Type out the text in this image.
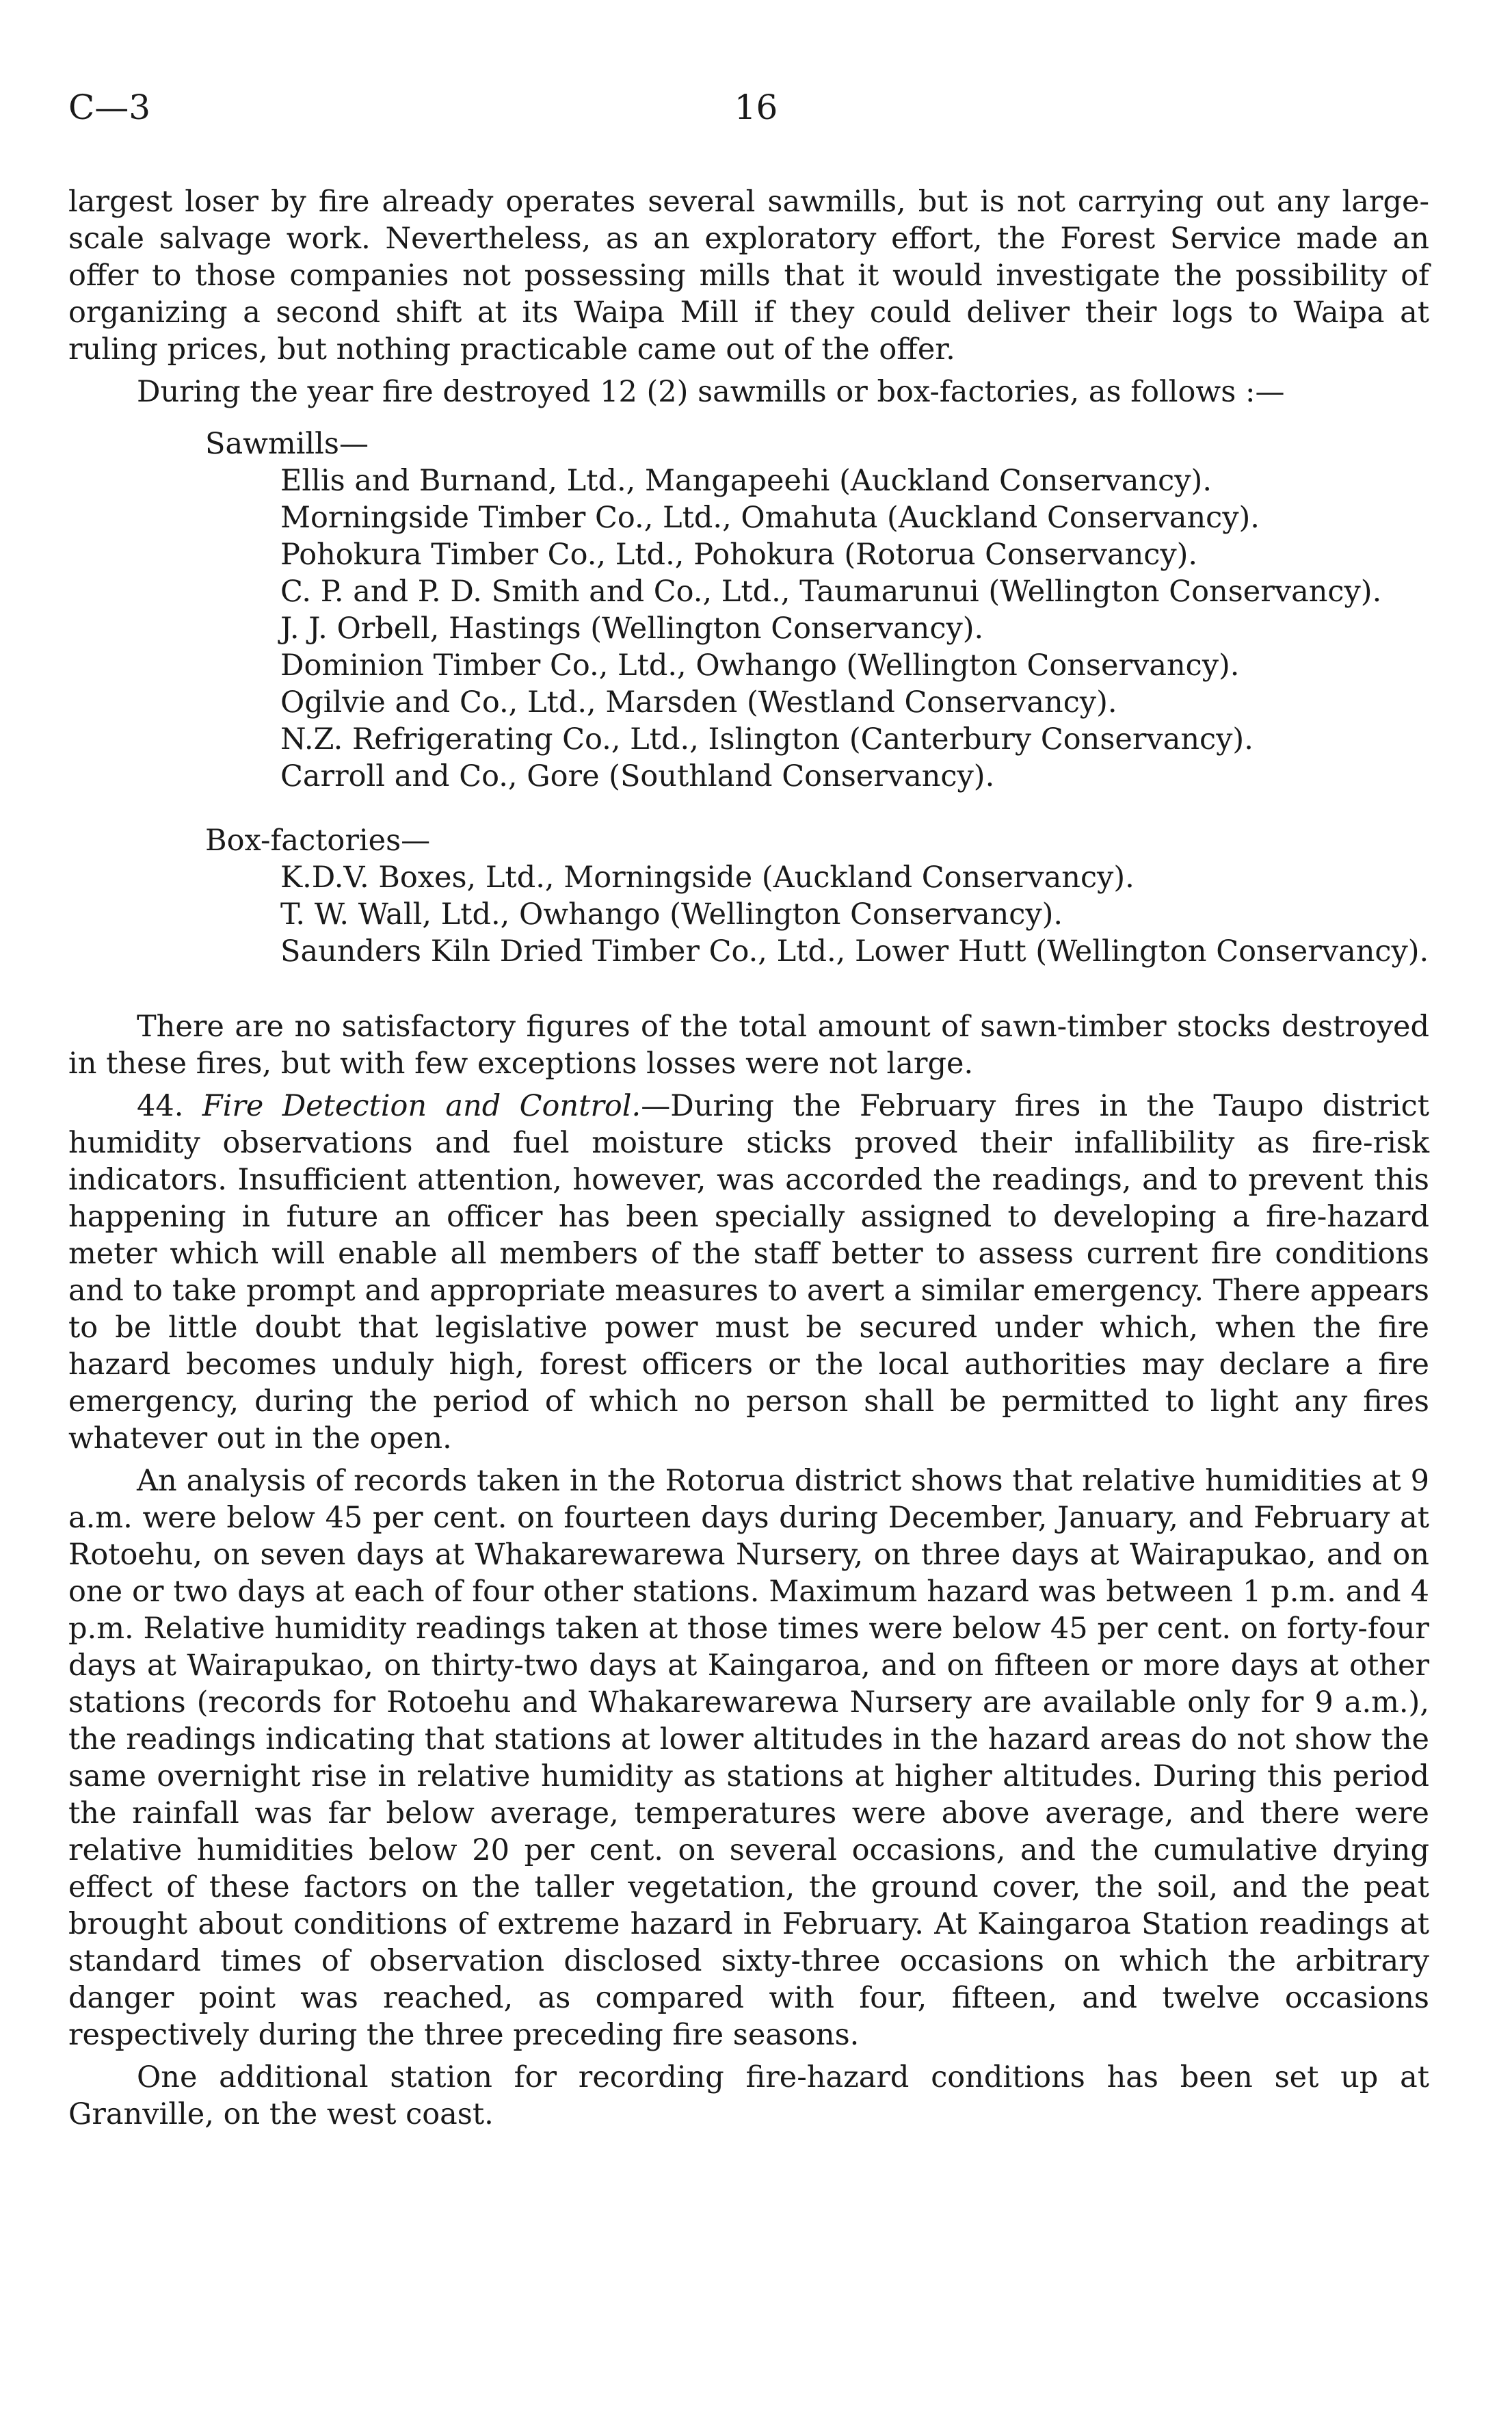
C—3	16

largest loser by fire already operates several sawmills, but is not carrying out any large-scale salvage work. Nevertheless, as an exploratory effort, the Forest Service made an offer to those companies not possessing mills that it would investigate the possibility of organizing a second shift at its Waipa Mill if they could deliver their logs to Waipa at ruling prices, but nothing practicable came out of the offer.

During the year fire destroyed 12 (2) sawmills or box-factories, as follows :—

Sawmills—

Ellis and Burnand, Ltd., Mangapeehi (Auckland Conservancy).

Morningside Timber Co., Ltd., Omahuta (Auckland Conservancy).

Pohokura Timber Co., Ltd., Pohokura (Rotorua Conservancy).

C. P. and P. D. Smith and Co., Ltd., Taumarunui (Wellington Conservancy).

J. J. Orbell, Hastings (Wellington Conservancy).

Dominion Timber Co., Ltd., Owhango (Wellington Conservancy).

Ogilvie and Co., Ltd., Marsden (Westland Conservancy).

N.Z. Refrigerating Co., Ltd., Islington (Canterbury Conservancy).

Carroll and Co., Gore (Southland Conservancy).

Box-factories—

K.D.V. Boxes, Ltd., Morningside (Auckland Conservancy).

T. W. Wall, Ltd., Owhango (Wellington Conservancy).

Saunders Kiln Dried Timber Co., Ltd., Lower Hutt (Wellington Conservancy).

There are no satisfactory figures of the total amount of sawn-timber stocks destroyed in these fires, but with few exceptions losses were not large.

44. Fire Detection and Control.—During the February fires in the Taupo district humidity observations and fuel moisture sticks proved their infallibility as fire-risk indicators. Insufficient attention, however, was accorded the readings, and to prevent this happening in future an officer has been specially assigned to developing a fire-hazard meter which will enable all members of the staff better to assess current fire conditions and to take prompt and appropriate measures to avert a similar emergency. There appears to be little doubt that legislative power must be secured under which, when the fire hazard becomes unduly high, forest officers or the local authorities may declare a fire emergency, during the period of which no person shall be permitted to light any fires whatever out in the open.

An analysis of records taken in the Rotorua district shows that relative humidities at 9 a.m. were below 45 per cent. on fourteen days during December, January, and February at Rotoehu, on seven days at Whakarewarewa Nursery, on three days at Wairapukao, and on one or two days at each of four other stations. Maximum hazard was between 1 p.m. and 4 p.m. Relative humidity readings taken at those times were below 45 per cent. on forty-four days at Wairapukao, on thirty-two days at Kaingaroa, and on fifteen or more days at other stations (records for Rotoehu and Whakarewarewa Nursery are available only for 9 a.m.), the readings indicating that stations at lower altitudes in the hazard areas do not show the same overnight rise in relative humidity as stations at higher altitudes. During this period the rainfall was far below average, temperatures were above average, and there were relative humidities below 20 per cent. on several occasions, and the cumulative drying effect of these factors on the taller vegetation, the ground cover, the soil, and the peat brought about conditions of extreme hazard in February. At Kaingaroa Station readings at standard times of observation disclosed sixty-three occasions on which the arbitrary danger point was reached, as compared with four, fifteen, and twelve occasions respectively during the three preceding fire seasons.

One additional station for recording fire-hazard conditions has been set up at Granville, on the west coast.
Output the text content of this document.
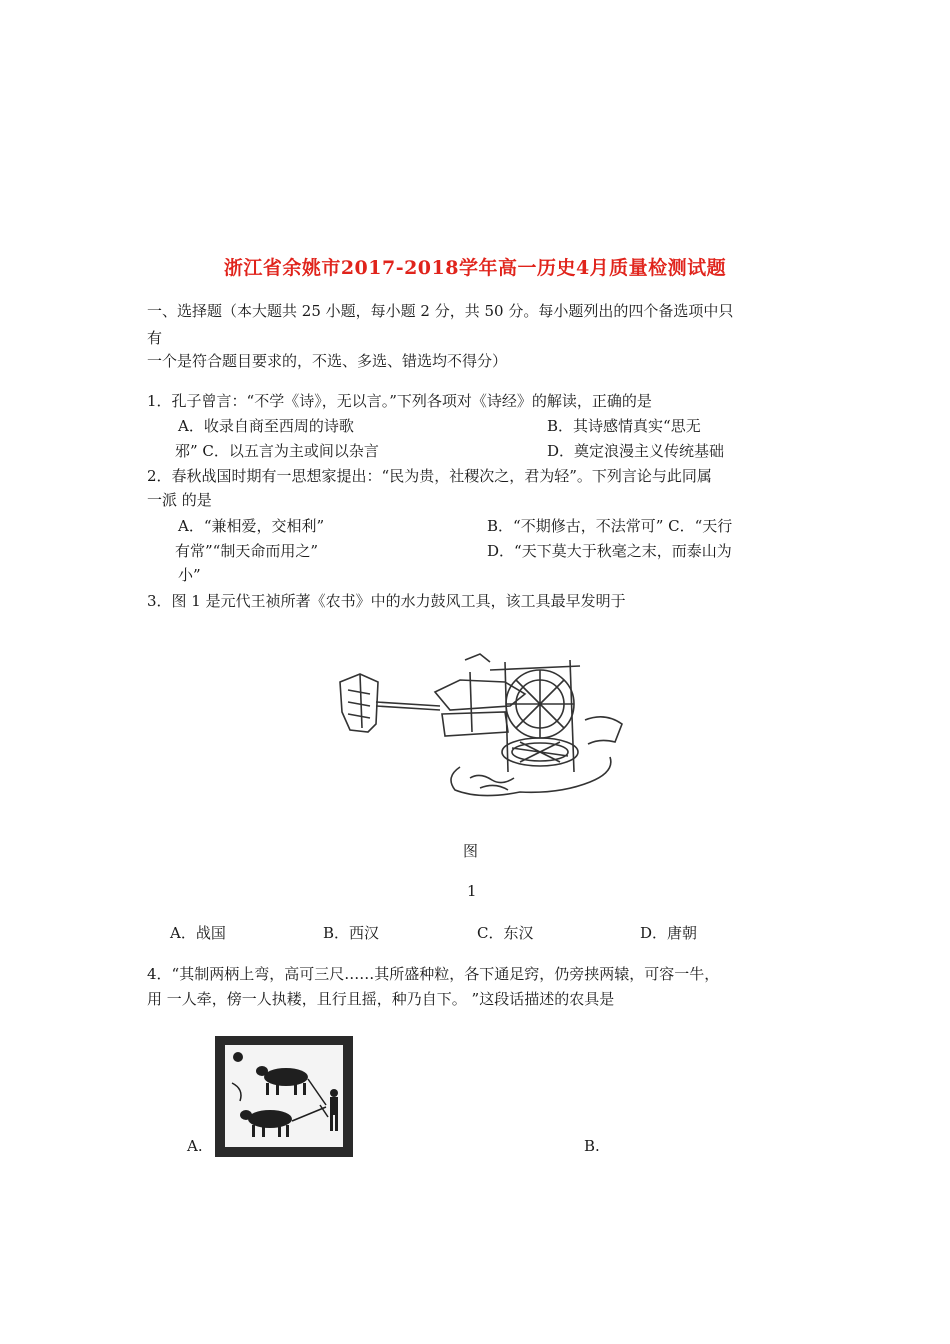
浙江省余姚市2017-2018学年高一历史4月质量检测试题
一、选择题（本大题共 25 小题，每小题 2 分，共 50 分。每小题列出的四个备选项中只
有
一个是符合题目要求的，不选、多选、错选均不得分）
1．孔子曾言：“不学《诗》，无以言。”下列各项对《诗经》的解读，正确的是
A．收录自商至西周的诗歌	B．其诗感情真实“思无
邪” C．以五言为主或间以杂言	D．奠定浪漫主义传统基础
2．春秋战国时期有一思想家提出：“民为贵，社稷次之，君为轻”。下列言论与此同属
一派 的是
A．“兼相爱，交相利”	B．“不期修古，不法常可” C．“天行
有常”“制天命而用之”	D．“天下莫大于秋毫之末，而泰山为
小”
3．图 1 是元代王祯所著《农书》中的水力鼓风工具，该工具最早发明于
图
1
A．战国	B．西汉	C．东汉	D．唐朝
4．“其制两柄上弯，高可三尺……其所盛种粒，各下通足窍，仍旁挟两辕，可容一牛，
用 一人牵，傍一人执耧，且行且摇，种乃自下。 ”这段话描述的农具是
A.	B.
□ □ □
### Exercise prompt
Reproduce the full material exactly, excluding the pictures.

### Exercise output
Type out the text in this image.
C—3	16

largest loser by fire already operates several sawmills, but is not carrying out any large-scale salvage work. Nevertheless, as an exploratory effort, the Forest Service made an offer to those companies not possessing mills that it would investigate the possibility of organizing a second shift at its Waipa Mill if they could deliver their logs to Waipa at ruling prices, but nothing practicable came out of the offer.

During the year fire destroyed 12 (2) sawmills or box-factories, as follows :—

Sawmills—

Ellis and Burnand, Ltd., Mangapeehi (Auckland Conservancy).

Morningside Timber Co., Ltd., Omahuta (Auckland Conservancy).

Pohokura Timber Co., Ltd., Pohokura (Rotorua Conservancy).

C. P. and P. D. Smith and Co., Ltd., Taumarunui (Wellington Conservancy).

J. J. Orbell, Hastings (Wellington Conservancy).

Dominion Timber Co., Ltd., Owhango (Wellington Conservancy).

Ogilvie and Co., Ltd., Marsden (Westland Conservancy).

N.Z. Refrigerating Co., Ltd., Islington (Canterbury Conservancy).

Carroll and Co., Gore (Southland Conservancy).

Box-factories—

K.D.V. Boxes, Ltd., Morningside (Auckland Conservancy).

T. W. Wall, Ltd., Owhango (Wellington Conservancy).

Saunders Kiln Dried Timber Co., Ltd., Lower Hutt (Wellington Conservancy).

There are no satisfactory figures of the total amount of sawn-timber stocks destroyed in these fires, but with few exceptions losses were not large.

44. Fire Detection and Control.—During the February fires in the Taupo district humidity observations and fuel moisture sticks proved their infallibility as fire-risk indicators. Insufficient attention, however, was accorded the readings, and to prevent this happening in future an officer has been specially assigned to developing a fire-hazard meter which will enable all members of the staff better to assess current fire conditions and to take prompt and appropriate measures to avert a similar emergency. There appears to be little doubt that legislative power must be secured under which, when the fire hazard becomes unduly high, forest officers or the local authorities may declare a fire emergency, during the period of which no person shall be permitted to light any fires whatever out in the open.

An analysis of records taken in the Rotorua district shows that relative humidities at 9 a.m. were below 45 per cent. on fourteen days during December, January, and February at Rotoehu, on seven days at Whakarewarewa Nursery, on three days at Wairapukao, and on one or two days at each of four other stations. Maximum hazard was between 1 p.m. and 4 p.m. Relative humidity readings taken at those times were below 45 per cent. on forty-four days at Wairapukao, on thirty-two days at Kaingaroa, and on fifteen or more days at other stations (records for Rotoehu and Whakarewarewa Nursery are available only for 9 a.m.), the readings indicating that stations at lower altitudes in the hazard areas do not show the same overnight rise in relative humidity as stations at higher altitudes. During this period the rainfall was far below average, temperatures were above average, and there were relative humidities below 20 per cent. on several occasions, and the cumulative drying effect of these factors on the taller vegetation, the ground cover, the soil, and the peat brought about conditions of extreme hazard in February. At Kaingaroa Station readings at standard times of observation disclosed sixty-three occasions on which the arbitrary danger point was reached, as compared with four, fifteen, and twelve occasions respectively during the three preceding fire seasons.

One additional station for recording fire-hazard conditions has been set up at Granville, on the west coast.
Output the text content of this document.
浙江省余姚市2017-2018学年高一历史4月质量检测试题
一、选择题（本大题共 25 小题，每小题 2 分，共 50 分。每小题列出的四个备选项中只
有
一个是符合题目要求的，不选、多选、错选均不得分）
1．孔子曾言：“不学《诗》，无以言。”下列各项对《诗经》的解读，正确的是
A．收录自商至西周的诗歌	B．其诗感情真实“思无
邪” C．以五言为主或间以杂言	D．奠定浪漫主义传统基础
2．春秋战国时期有一思想家提出：“民为贵，社稷次之，君为轻”。下列言论与此同属
一派 的是
A．“兼相爱，交相利”	B．“不期修古，不法常可” C．“天行
有常”“制天命而用之”	D．“天下莫大于秋毫之末，而泰山为
小”
3．图 1 是元代王祯所著《农书》中的水力鼓风工具，该工具最早发明于
图
1
A．战国	B．西汉	C．东汉	D．唐朝
4．“其制两柄上弯，高可三尺……其所盛种粒，各下通足窍，仍旁挟两辕，可容一牛，
用 一人牵，傍一人执耧，且行且摇，种乃自下。 ”这段话描述的农具是
A.	B.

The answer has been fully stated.